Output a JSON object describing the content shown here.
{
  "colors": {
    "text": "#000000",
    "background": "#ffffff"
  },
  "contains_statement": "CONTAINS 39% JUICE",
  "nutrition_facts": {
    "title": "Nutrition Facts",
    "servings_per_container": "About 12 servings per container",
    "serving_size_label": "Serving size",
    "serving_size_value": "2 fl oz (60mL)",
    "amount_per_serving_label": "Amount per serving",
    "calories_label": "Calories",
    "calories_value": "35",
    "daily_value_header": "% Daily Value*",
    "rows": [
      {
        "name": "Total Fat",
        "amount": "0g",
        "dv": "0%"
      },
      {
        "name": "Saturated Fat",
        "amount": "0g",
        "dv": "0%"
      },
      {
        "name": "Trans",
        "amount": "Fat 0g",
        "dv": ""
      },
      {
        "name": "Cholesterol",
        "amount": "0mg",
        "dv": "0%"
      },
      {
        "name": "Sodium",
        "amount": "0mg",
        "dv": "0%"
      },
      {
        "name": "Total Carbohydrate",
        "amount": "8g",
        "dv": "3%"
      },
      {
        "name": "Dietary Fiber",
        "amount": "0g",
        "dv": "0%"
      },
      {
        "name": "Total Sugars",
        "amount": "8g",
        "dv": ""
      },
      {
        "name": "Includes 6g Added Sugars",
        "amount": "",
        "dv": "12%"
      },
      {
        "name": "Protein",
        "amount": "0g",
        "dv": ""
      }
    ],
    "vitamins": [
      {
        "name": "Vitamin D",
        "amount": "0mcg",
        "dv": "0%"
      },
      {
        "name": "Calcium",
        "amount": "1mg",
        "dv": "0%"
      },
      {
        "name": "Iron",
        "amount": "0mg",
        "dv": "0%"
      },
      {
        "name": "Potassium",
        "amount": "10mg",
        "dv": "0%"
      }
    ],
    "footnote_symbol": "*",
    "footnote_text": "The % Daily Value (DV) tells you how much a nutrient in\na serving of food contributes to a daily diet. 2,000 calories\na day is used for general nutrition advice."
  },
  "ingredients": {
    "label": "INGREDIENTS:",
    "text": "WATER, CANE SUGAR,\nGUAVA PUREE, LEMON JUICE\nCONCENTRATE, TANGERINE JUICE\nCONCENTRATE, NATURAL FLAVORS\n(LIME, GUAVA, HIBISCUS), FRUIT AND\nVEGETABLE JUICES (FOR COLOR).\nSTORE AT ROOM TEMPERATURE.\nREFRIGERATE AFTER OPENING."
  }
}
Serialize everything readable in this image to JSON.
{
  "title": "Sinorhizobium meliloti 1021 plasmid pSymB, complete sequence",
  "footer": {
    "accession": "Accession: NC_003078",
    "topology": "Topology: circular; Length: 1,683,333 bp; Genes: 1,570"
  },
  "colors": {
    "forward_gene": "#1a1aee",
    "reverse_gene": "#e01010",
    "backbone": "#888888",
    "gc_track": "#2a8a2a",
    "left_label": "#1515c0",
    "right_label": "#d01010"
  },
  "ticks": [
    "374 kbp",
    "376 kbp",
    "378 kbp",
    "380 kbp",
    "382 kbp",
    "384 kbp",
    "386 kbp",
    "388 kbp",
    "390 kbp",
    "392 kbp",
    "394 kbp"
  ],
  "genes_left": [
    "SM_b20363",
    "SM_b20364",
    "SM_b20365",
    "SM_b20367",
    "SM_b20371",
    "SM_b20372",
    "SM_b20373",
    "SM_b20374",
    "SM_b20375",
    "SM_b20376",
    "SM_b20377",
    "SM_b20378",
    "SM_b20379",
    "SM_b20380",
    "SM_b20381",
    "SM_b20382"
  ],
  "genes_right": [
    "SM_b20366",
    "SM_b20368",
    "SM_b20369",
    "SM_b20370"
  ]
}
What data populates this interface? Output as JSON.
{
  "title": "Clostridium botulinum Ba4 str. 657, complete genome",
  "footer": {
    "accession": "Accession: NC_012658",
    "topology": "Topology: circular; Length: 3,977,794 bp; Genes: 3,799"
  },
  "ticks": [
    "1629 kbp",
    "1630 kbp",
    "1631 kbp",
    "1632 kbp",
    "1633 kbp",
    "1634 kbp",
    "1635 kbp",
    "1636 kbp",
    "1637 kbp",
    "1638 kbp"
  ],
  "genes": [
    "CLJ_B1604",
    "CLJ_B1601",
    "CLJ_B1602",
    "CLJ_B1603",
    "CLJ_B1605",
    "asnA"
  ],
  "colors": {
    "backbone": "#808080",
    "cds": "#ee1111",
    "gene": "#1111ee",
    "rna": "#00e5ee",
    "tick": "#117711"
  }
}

+ + + + + + +

Repeat what the records above say. Use their exact words.

§ **ANSWER SPACE**:
Output a JSON object describing the content shown here.
{
  "colors": {
    "text": "#000000",
    "background": "#ffffff"
  },
  "contains_statement": "CONTAINS 39% JUICE",
  "nutrition_facts": {
    "title": "Nutrition Facts",
    "servings_per_container": "About 12 servings per container",
    "serving_size_label": "Serving size",
    "serving_size_value": "2 fl oz (60mL)",
    "amount_per_serving_label": "Amount per serving",
    "calories_label": "Calories",
    "calories_value": "35",
    "daily_value_header": "% Daily Value*",
    "rows": [
      {
        "name": "Total Fat",
        "amount": "0g",
        "dv": "0%"
      },
      {
        "name": "Saturated Fat",
        "amount": "0g",
        "dv": "0%"
      },
      {
        "name": "Trans",
        "amount": "Fat 0g",
        "dv": ""
      },
      {
        "name": "Cholesterol",
        "amount": "0mg",
        "dv": "0%"
      },
      {
        "name": "Sodium",
        "amount": "0mg",
        "dv": "0%"
      },
      {
        "name": "Total Carbohydrate",
        "amount": "8g",
        "dv": "3%"
      },
      {
        "name": "Dietary Fiber",
        "amount": "0g",
        "dv": "0%"
      },
      {
        "name": "Total Sugars",
        "amount": "8g",
        "dv": ""
      },
      {
        "name": "Includes 6g Added Sugars",
        "amount": "",
        "dv": "12%"
      },
      {
        "name": "Protein",
        "amount": "0g",
        "dv": ""
      }
    ],
    "vitamins": [
      {
        "name": "Vitamin D",
        "amount": "0mcg",
        "dv": "0%"
      },
      {
        "name": "Calcium",
        "amount": "1mg",
        "dv": "0%"
      },
      {
        "name": "Iron",
        "amount": "0mg",
        "dv": "0%"
      },
      {
        "name": "Potassium",
        "amount": "10mg",
        "dv": "0%"
      }
    ],
    "footnote_symbol": "*",
    "footnote_text": "The % Daily Value (DV) tells you how much a nutrient in\na serving of food contributes to a daily diet. 2,000 calories\na day is used for general nutrition advice."
  },
  "ingredients": {
    "label": "INGREDIENTS:",
    "text": "WATER, CANE SUGAR,\nGUAVA PUREE, LEMON JUICE\nCONCENTRATE, TANGERINE JUICE\nCONCENTRATE, NATURAL FLAVORS\n(LIME, GUAVA, HIBISCUS), FRUIT AND\nVEGETABLE JUICES (FOR COLOR).\nSTORE AT ROOM TEMPERATURE.\nREFRIGERATE AFTER OPENING."
  }
}
Serialize everything readable in this image to JSON.
{
  "title": "Sinorhizobium meliloti 1021 plasmid pSymB, complete sequence",
  "footer": {
    "accession": "Accession: NC_003078",
    "topology": "Topology: circular; Length: 1,683,333 bp; Genes: 1,570"
  },
  "colors": {
    "forward_gene": "#1a1aee",
    "reverse_gene": "#e01010",
    "backbone": "#888888",
    "gc_track": "#2a8a2a",
    "left_label": "#1515c0",
    "right_label": "#d01010"
  },
  "ticks": [
    "374 kbp",
    "376 kbp",
    "378 kbp",
    "380 kbp",
    "382 kbp",
    "384 kbp",
    "386 kbp",
    "388 kbp",
    "390 kbp",
    "392 kbp",
    "394 kbp"
  ],
  "genes_left": [
    "SM_b20363",
    "SM_b20364",
    "SM_b20365",
    "SM_b20367",
    "SM_b20371",
    "SM_b20372",
    "SM_b20373",
    "SM_b20374",
    "SM_b20375",
    "SM_b20376",
    "SM_b20377",
    "SM_b20378",
    "SM_b20379",
    "SM_b20380",
    "SM_b20381",
    "SM_b20382"
  ],
  "genes_right": [
    "SM_b20366",
    "SM_b20368",
    "SM_b20369",
    "SM_b20370"
  ]
}
What data populates this interface? Output as JSON.
{
  "title": "Clostridium botulinum Ba4 str. 657, complete genome",
  "footer": {
    "accession": "Accession: NC_012658",
    "topology": "Topology: circular; Length: 3,977,794 bp; Genes: 3,799"
  },
  "ticks": [
    "1629 kbp",
    "1630 kbp",
    "1631 kbp",
    "1632 kbp",
    "1633 kbp",
    "1634 kbp",
    "1635 kbp",
    "1636 kbp",
    "1637 kbp",
    "1638 kbp"
  ],
  "genes": [
    "CLJ_B1604",
    "CLJ_B1601",
    "CLJ_B1602",
    "CLJ_B1603",
    "CLJ_B1605",
    "asnA"
  ],
  "colors": {
    "backbone": "#808080",
    "cds": "#ee1111",
    "gene": "#1111ee",
    "rna": "#00e5ee",
    "tick": "#117711"
  }
}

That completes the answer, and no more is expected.